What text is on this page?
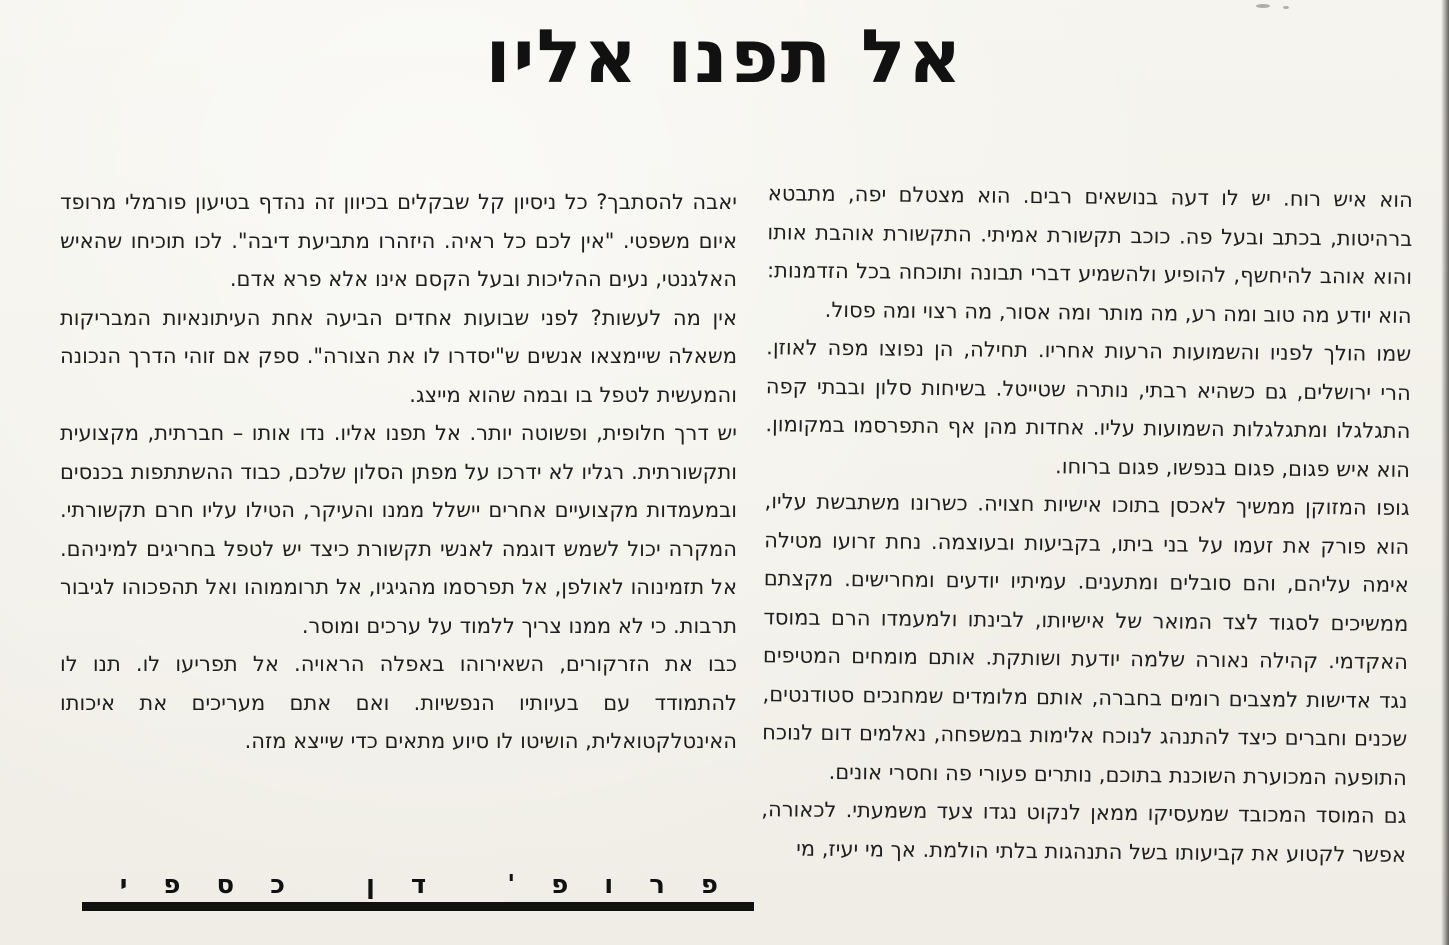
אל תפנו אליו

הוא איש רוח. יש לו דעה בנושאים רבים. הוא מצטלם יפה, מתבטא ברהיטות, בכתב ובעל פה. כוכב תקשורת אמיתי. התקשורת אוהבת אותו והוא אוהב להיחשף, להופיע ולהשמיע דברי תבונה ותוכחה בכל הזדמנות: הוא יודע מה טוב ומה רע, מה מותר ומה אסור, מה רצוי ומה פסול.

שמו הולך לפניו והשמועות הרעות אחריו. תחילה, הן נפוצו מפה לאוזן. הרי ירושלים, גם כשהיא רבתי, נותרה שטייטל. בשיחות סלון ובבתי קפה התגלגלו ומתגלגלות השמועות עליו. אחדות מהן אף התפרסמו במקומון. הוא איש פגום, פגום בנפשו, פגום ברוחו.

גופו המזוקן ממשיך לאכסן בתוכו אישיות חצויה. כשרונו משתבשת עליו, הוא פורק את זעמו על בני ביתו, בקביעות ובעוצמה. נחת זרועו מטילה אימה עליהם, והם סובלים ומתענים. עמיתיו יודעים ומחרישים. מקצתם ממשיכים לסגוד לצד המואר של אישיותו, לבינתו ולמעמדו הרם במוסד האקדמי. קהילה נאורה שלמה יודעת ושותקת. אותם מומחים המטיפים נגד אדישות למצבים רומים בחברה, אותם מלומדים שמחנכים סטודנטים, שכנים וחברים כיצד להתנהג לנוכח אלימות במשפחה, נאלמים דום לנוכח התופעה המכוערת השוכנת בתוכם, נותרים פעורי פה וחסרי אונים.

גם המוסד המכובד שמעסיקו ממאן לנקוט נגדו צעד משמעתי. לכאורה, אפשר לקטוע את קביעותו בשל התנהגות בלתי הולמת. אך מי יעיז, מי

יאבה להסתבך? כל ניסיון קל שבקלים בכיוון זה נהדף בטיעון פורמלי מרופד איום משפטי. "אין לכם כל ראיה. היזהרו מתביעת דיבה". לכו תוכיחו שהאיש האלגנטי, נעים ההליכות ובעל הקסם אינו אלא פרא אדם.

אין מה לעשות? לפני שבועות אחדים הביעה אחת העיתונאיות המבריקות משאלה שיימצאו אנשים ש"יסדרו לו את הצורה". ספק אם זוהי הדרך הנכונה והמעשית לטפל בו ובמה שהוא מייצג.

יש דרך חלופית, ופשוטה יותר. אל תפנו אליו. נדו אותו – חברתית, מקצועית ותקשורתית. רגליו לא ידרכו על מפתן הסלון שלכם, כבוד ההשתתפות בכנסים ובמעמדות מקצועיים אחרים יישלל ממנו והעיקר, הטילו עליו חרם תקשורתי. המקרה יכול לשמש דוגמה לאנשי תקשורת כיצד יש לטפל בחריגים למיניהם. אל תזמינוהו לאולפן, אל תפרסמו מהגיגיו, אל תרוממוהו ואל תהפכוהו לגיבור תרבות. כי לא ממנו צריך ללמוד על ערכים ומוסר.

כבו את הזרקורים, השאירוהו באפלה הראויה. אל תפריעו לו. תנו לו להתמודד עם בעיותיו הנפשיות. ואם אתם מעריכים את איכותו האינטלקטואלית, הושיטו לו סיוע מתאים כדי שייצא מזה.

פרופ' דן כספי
****************
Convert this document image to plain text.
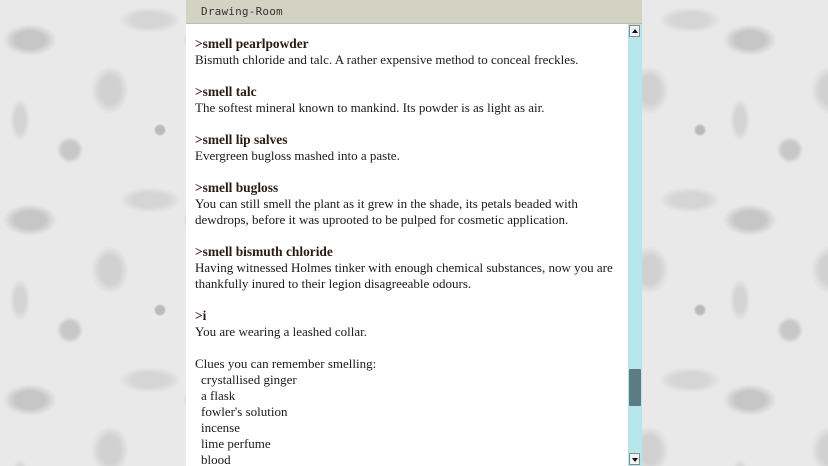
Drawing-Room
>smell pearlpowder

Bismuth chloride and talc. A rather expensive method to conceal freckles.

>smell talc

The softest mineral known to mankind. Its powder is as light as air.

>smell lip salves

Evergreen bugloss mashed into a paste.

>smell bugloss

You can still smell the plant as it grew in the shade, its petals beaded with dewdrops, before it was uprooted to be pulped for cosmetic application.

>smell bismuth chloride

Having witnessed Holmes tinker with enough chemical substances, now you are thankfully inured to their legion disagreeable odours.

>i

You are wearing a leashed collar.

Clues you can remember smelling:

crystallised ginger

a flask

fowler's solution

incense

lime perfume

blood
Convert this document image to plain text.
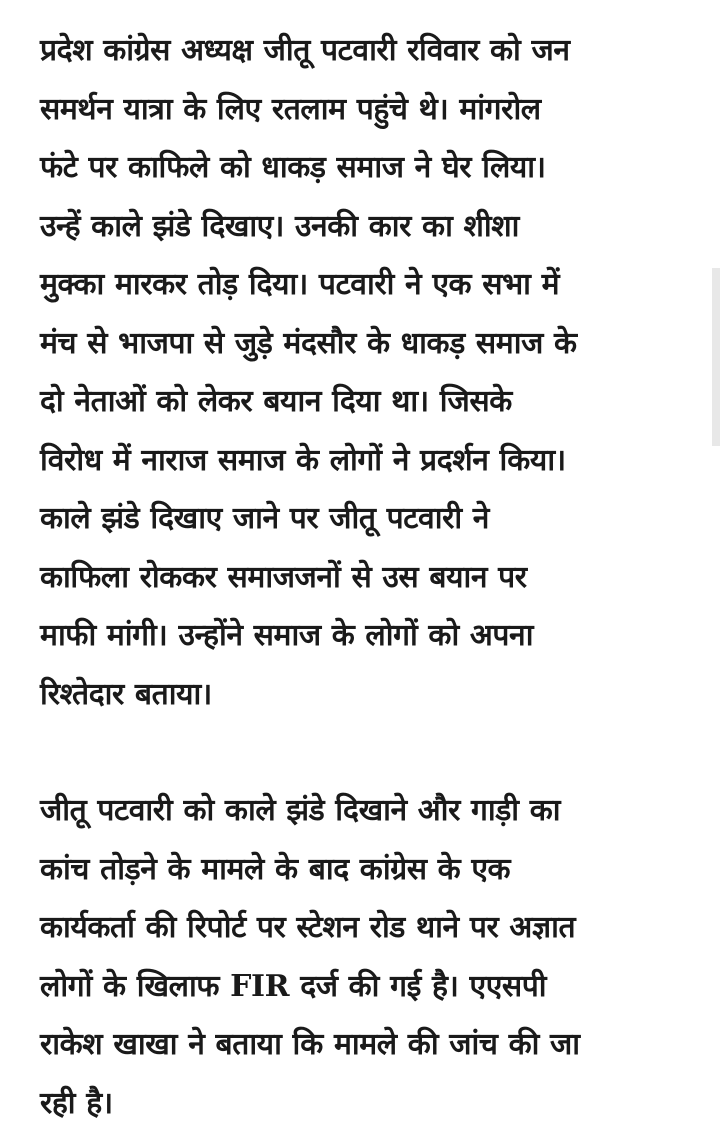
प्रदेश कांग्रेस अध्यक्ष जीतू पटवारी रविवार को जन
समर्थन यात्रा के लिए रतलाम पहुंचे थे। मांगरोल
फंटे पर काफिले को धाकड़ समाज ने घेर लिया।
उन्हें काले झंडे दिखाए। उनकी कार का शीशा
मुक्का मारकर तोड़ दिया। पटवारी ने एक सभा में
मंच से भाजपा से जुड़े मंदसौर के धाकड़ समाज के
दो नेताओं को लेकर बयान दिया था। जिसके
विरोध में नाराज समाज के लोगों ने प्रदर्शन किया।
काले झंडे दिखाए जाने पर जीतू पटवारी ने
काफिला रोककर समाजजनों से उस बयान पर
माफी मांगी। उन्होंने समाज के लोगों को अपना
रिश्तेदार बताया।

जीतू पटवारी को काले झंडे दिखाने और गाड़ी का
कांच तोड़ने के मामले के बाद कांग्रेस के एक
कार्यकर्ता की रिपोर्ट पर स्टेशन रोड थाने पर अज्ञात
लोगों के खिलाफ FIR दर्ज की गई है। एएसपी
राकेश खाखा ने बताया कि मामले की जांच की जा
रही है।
****************
WHAT THE TASK ASKS: From the listing above, copy out each line where the word "תפנו" appears.

SOLUTION TO THIS EXERCISE:
אל תפנו אליו
יש דרך חלופית, ופשוטה יותר. אל תפנו אליו. נדו אותו – חברתית, מקצועית ותקשורתית. רגליו לא ידרכו על מפתן הסלון שלכם, כבוד ההשתתפות בכנסים ובמעמדות מקצועיים אחרים יישלל ממנו והעיקר, הטילו עליו חרם תקשורתי. המקרה יכול לשמש דוגמה לאנשי תקשורת כיצד יש לטפל בחריגים למיניהם. אל תזמינוהו לאולפן, אל תפרסמו מהגיגיו, אל תרוממוהו ואל תהפכוהו לגיבור תרבות. כי לא ממנו צריך ללמוד על ערכים ומוסר.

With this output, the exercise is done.